**Goal**:
Restate the records that follow word for word; no pictures should appear.
------------------------------------
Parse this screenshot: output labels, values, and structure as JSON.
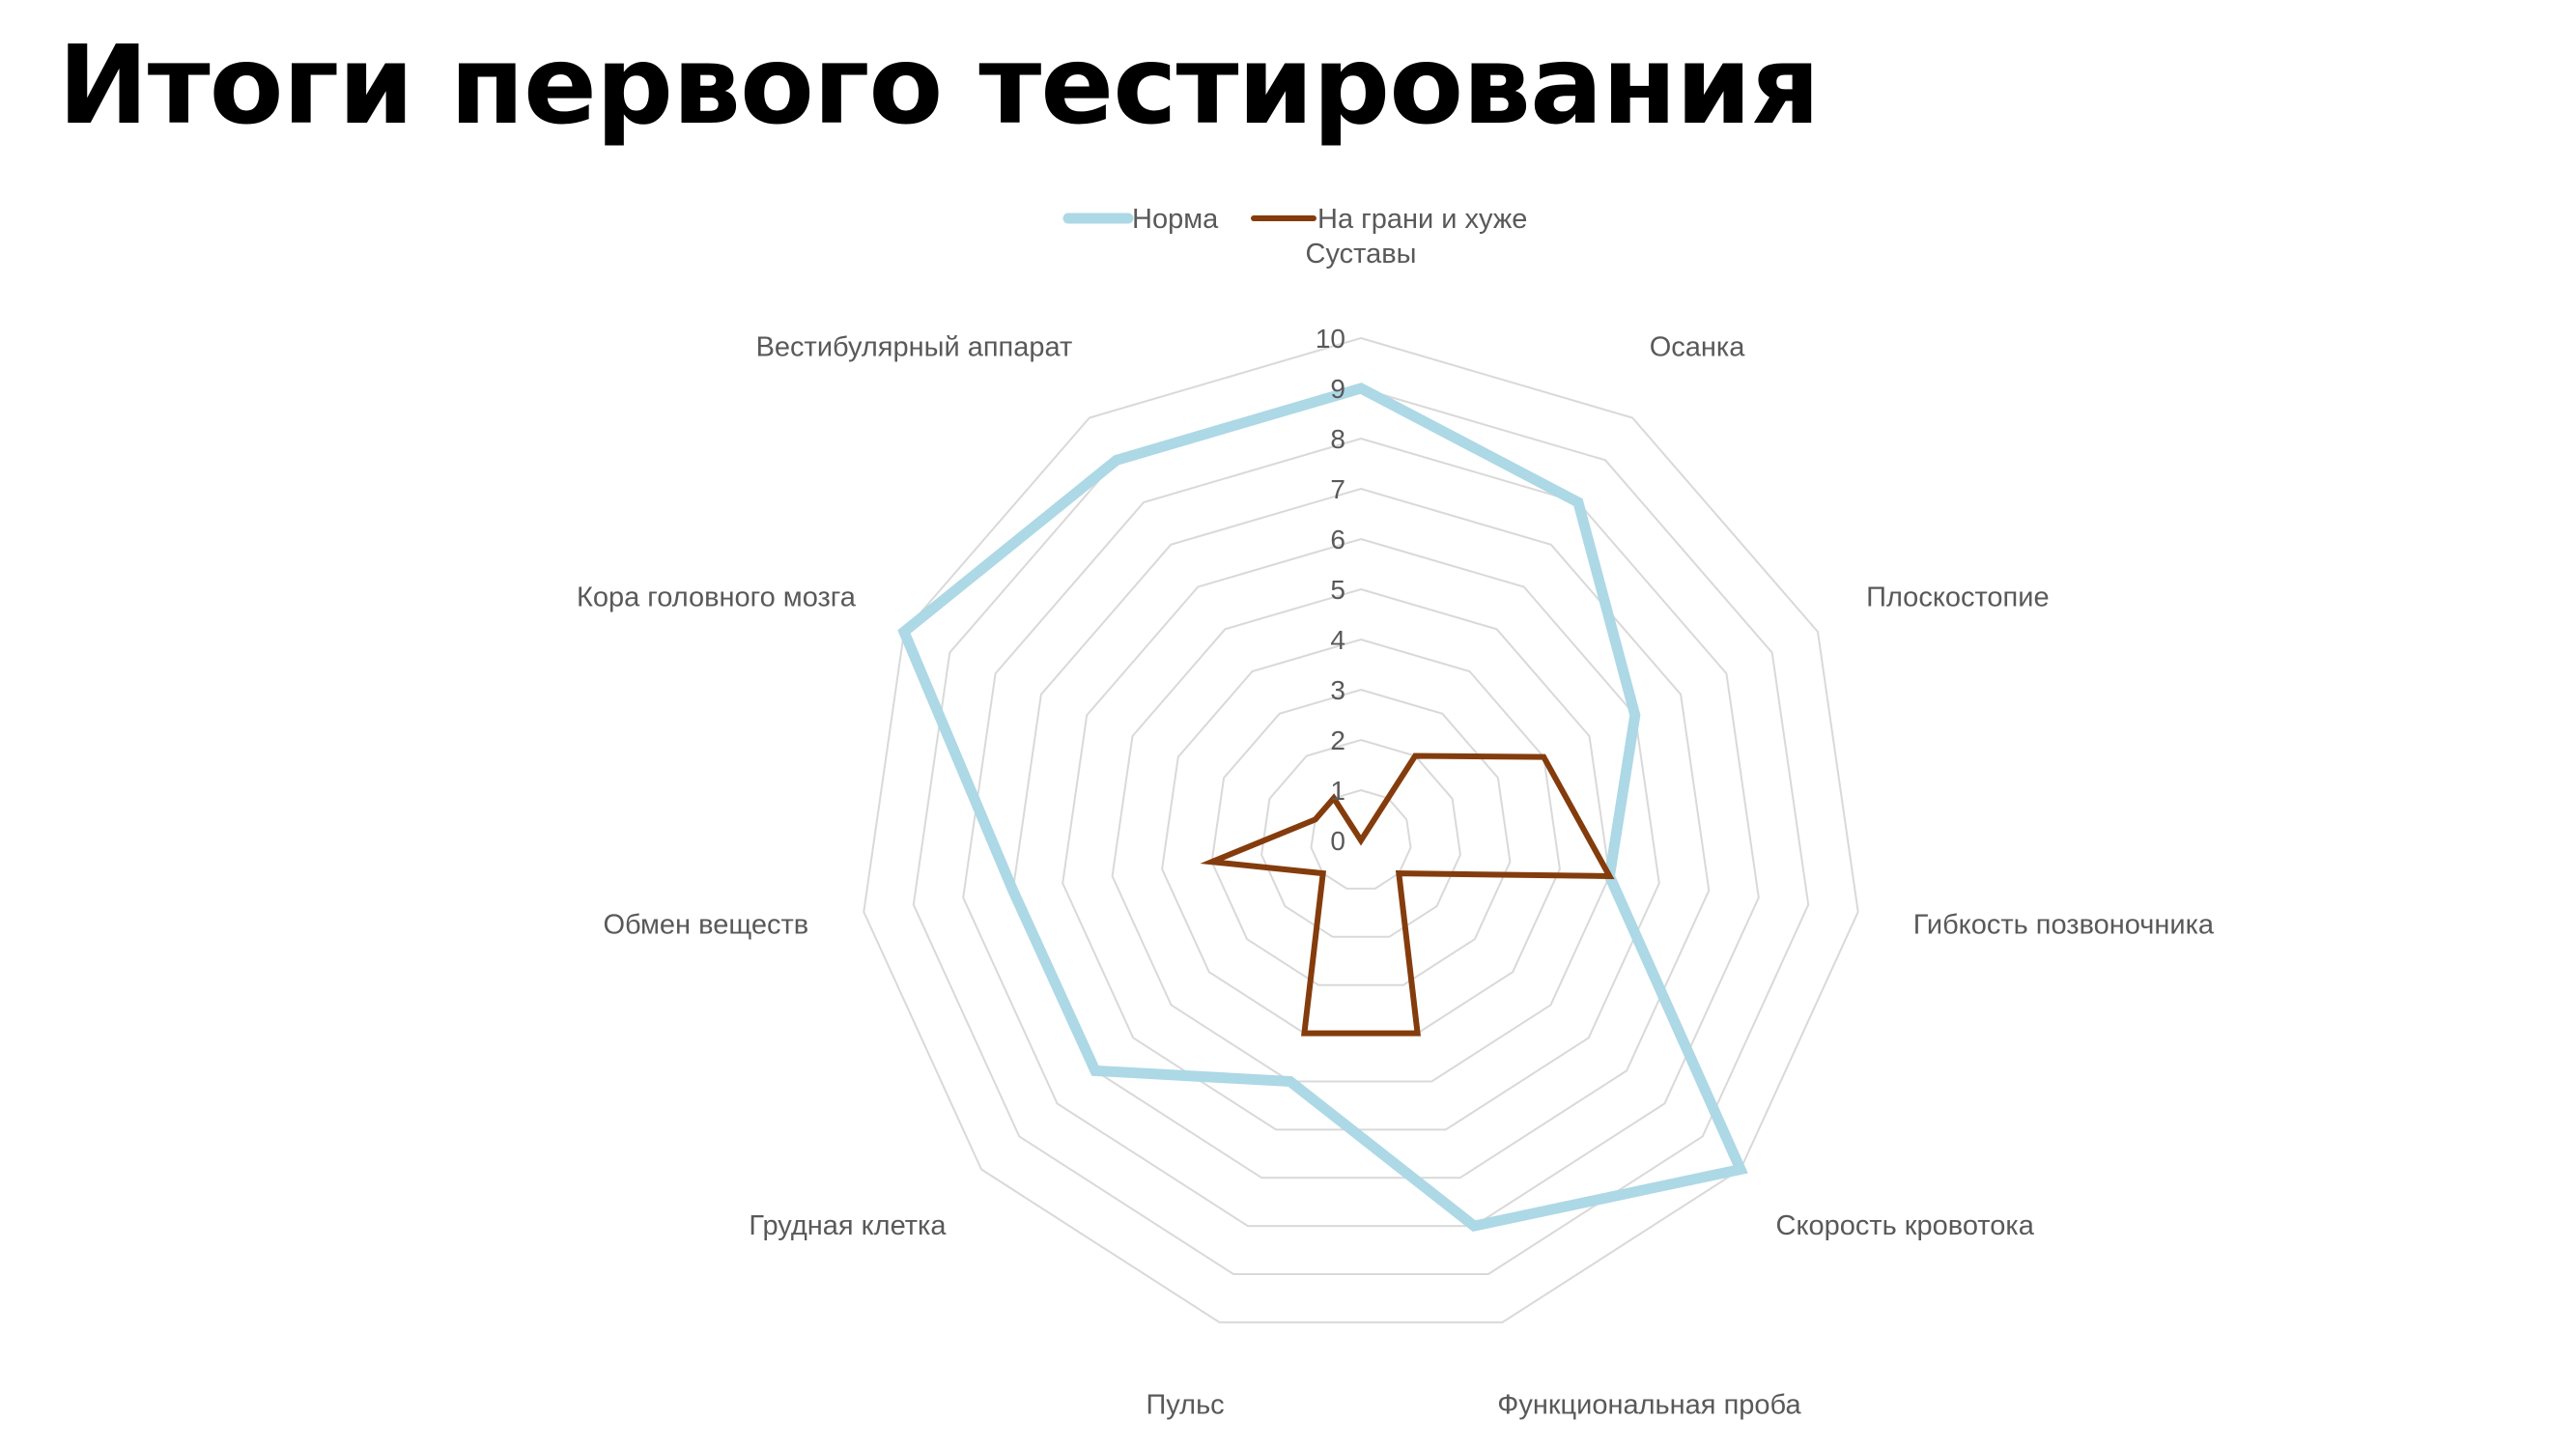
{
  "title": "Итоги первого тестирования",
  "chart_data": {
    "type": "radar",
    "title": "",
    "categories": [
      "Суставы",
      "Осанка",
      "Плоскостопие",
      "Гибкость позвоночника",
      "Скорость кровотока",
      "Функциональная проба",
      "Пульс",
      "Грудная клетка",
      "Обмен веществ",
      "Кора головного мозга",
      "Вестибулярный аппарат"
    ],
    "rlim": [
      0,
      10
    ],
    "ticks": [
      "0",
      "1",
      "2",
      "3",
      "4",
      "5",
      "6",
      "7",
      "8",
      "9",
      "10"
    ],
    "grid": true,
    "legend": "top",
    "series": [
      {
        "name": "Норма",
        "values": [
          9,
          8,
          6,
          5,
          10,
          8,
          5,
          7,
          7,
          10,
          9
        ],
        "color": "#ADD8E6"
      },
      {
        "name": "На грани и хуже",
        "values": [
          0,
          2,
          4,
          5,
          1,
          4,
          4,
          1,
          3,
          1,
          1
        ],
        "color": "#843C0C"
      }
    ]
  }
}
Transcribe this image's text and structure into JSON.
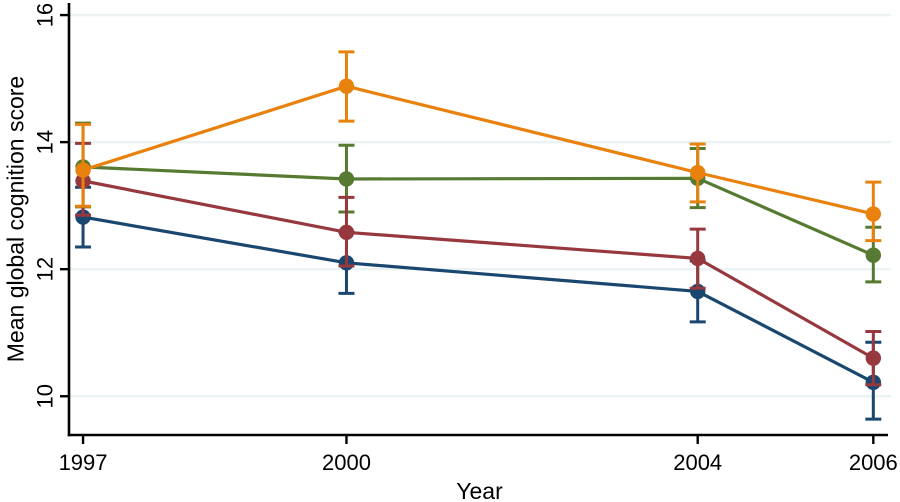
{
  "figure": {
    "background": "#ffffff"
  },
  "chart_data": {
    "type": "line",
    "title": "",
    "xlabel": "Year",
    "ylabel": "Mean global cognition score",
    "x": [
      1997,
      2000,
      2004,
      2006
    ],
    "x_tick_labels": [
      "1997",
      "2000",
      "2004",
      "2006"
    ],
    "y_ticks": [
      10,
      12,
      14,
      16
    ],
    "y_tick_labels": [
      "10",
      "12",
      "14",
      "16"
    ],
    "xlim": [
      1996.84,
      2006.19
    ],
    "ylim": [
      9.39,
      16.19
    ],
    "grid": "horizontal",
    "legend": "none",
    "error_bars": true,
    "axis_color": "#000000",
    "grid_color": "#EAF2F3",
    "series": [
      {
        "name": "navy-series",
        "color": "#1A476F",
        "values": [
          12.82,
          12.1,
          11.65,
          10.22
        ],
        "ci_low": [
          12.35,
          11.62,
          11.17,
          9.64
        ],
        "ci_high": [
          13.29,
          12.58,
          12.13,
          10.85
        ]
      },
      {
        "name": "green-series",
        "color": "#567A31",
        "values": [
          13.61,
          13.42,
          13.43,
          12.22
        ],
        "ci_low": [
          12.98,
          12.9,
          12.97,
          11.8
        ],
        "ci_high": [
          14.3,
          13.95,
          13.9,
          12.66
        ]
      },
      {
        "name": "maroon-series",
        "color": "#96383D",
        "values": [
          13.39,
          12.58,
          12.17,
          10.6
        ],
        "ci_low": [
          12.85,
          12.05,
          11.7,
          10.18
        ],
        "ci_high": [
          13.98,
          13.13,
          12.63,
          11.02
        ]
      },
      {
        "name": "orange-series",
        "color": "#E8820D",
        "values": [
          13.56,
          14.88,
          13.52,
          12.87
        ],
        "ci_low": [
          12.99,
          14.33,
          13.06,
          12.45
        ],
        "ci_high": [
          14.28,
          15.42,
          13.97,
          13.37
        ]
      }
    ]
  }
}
------------------------------------
**Final result**:
Parse this screenshot: output labels, values, and structure as JSON.
{
  "title": "Итоги первого тестирования",
  "chart_data": {
    "type": "radar",
    "title": "",
    "categories": [
      "Суставы",
      "Осанка",
      "Плоскостопие",
      "Гибкость позвоночника",
      "Скорость кровотока",
      "Функциональная проба",
      "Пульс",
      "Грудная клетка",
      "Обмен веществ",
      "Кора головного мозга",
      "Вестибулярный аппарат"
    ],
    "rlim": [
      0,
      10
    ],
    "ticks": [
      "0",
      "1",
      "2",
      "3",
      "4",
      "5",
      "6",
      "7",
      "8",
      "9",
      "10"
    ],
    "grid": true,
    "legend": "top",
    "series": [
      {
        "name": "Норма",
        "values": [
          9,
          8,
          6,
          5,
          10,
          8,
          5,
          7,
          7,
          10,
          9
        ],
        "color": "#ADD8E6"
      },
      {
        "name": "На грани и хуже",
        "values": [
          0,
          2,
          4,
          5,
          1,
          4,
          4,
          1,
          3,
          1,
          1
        ],
        "color": "#843C0C"
      }
    ]
  }
}
Transcribe this image's text and structure into JSON.
{
  "figure": {
    "background": "#ffffff"
  },
  "chart_data": {
    "type": "line",
    "title": "",
    "xlabel": "Year",
    "ylabel": "Mean global cognition score",
    "x": [
      1997,
      2000,
      2004,
      2006
    ],
    "x_tick_labels": [
      "1997",
      "2000",
      "2004",
      "2006"
    ],
    "y_ticks": [
      10,
      12,
      14,
      16
    ],
    "y_tick_labels": [
      "10",
      "12",
      "14",
      "16"
    ],
    "xlim": [
      1996.84,
      2006.19
    ],
    "ylim": [
      9.39,
      16.19
    ],
    "grid": "horizontal",
    "legend": "none",
    "error_bars": true,
    "axis_color": "#000000",
    "grid_color": "#EAF2F3",
    "series": [
      {
        "name": "navy-series",
        "color": "#1A476F",
        "values": [
          12.82,
          12.1,
          11.65,
          10.22
        ],
        "ci_low": [
          12.35,
          11.62,
          11.17,
          9.64
        ],
        "ci_high": [
          13.29,
          12.58,
          12.13,
          10.85
        ]
      },
      {
        "name": "green-series",
        "color": "#567A31",
        "values": [
          13.61,
          13.42,
          13.43,
          12.22
        ],
        "ci_low": [
          12.98,
          12.9,
          12.97,
          11.8
        ],
        "ci_high": [
          14.3,
          13.95,
          13.9,
          12.66
        ]
      },
      {
        "name": "maroon-series",
        "color": "#96383D",
        "values": [
          13.39,
          12.58,
          12.17,
          10.6
        ],
        "ci_low": [
          12.85,
          12.05,
          11.7,
          10.18
        ],
        "ci_high": [
          13.98,
          13.13,
          12.63,
          11.02
        ]
      },
      {
        "name": "orange-series",
        "color": "#E8820D",
        "values": [
          13.56,
          14.88,
          13.52,
          12.87
        ],
        "ci_low": [
          12.99,
          14.33,
          13.06,
          12.45
        ],
        "ci_high": [
          14.28,
          15.42,
          13.97,
          13.37
        ]
      }
    ]
  }
}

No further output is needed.